╭─ Records for the exercise
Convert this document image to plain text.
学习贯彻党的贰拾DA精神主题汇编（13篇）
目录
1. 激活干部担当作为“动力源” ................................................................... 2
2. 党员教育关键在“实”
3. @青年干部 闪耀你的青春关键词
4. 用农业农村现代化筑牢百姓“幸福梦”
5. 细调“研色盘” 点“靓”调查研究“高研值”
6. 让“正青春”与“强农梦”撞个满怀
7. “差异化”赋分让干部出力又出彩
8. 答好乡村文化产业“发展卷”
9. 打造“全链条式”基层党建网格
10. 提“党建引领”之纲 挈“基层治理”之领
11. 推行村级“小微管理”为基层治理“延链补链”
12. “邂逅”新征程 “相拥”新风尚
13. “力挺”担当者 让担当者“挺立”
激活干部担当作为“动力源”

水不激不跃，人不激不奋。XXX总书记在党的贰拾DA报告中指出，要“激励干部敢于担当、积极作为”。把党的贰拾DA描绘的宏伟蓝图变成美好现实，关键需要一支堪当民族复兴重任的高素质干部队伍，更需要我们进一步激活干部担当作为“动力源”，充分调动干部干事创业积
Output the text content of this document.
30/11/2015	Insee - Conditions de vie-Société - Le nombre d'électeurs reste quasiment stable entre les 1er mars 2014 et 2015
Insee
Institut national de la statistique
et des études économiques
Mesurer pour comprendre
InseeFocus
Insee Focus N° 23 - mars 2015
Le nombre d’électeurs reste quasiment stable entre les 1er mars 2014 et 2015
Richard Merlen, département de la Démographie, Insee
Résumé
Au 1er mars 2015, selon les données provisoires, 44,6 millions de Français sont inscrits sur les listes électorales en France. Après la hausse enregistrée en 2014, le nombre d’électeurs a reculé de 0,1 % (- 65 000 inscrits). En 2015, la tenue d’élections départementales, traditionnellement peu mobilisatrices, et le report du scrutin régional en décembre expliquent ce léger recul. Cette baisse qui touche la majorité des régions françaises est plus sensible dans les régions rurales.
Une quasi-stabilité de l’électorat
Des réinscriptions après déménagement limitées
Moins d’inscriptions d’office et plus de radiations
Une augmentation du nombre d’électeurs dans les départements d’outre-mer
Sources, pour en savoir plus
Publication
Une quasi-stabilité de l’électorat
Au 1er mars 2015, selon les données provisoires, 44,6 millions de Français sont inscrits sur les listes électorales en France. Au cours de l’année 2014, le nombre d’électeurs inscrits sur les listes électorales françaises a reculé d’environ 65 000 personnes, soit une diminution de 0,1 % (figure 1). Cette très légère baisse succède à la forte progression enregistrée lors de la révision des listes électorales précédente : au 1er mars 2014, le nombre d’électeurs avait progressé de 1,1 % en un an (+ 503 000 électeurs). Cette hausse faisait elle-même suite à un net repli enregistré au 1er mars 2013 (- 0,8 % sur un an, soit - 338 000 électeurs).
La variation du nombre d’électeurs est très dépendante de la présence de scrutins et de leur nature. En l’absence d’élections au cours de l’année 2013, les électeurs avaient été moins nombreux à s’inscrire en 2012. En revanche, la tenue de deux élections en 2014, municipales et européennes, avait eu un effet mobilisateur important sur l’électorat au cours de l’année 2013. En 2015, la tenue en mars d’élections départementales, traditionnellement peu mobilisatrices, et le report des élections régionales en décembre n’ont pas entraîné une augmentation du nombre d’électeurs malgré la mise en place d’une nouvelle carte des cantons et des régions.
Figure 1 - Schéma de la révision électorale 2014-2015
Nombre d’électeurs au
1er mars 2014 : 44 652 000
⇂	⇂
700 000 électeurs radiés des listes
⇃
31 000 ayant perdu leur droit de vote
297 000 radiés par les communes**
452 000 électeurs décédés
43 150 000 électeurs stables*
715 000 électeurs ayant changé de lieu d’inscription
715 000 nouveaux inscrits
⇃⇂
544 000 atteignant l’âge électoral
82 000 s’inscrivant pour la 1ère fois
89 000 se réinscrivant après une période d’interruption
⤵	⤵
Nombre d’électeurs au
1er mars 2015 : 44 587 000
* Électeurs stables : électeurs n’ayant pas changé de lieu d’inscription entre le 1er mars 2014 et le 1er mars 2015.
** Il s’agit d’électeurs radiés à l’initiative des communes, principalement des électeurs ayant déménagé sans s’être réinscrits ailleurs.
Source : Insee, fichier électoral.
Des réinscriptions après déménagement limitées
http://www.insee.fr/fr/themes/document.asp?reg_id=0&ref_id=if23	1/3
╰─
### The task
Show the lines of the records that contain the word "quasiment".

### Full response
30/11/2015	Insee - Conditions de vie-Société - Le nombre d'électeurs reste quasiment stable entre les 1er mars 2014 et 2015
Le nombre d’électeurs reste quasiment stable entre les 1er mars 2014 et 2015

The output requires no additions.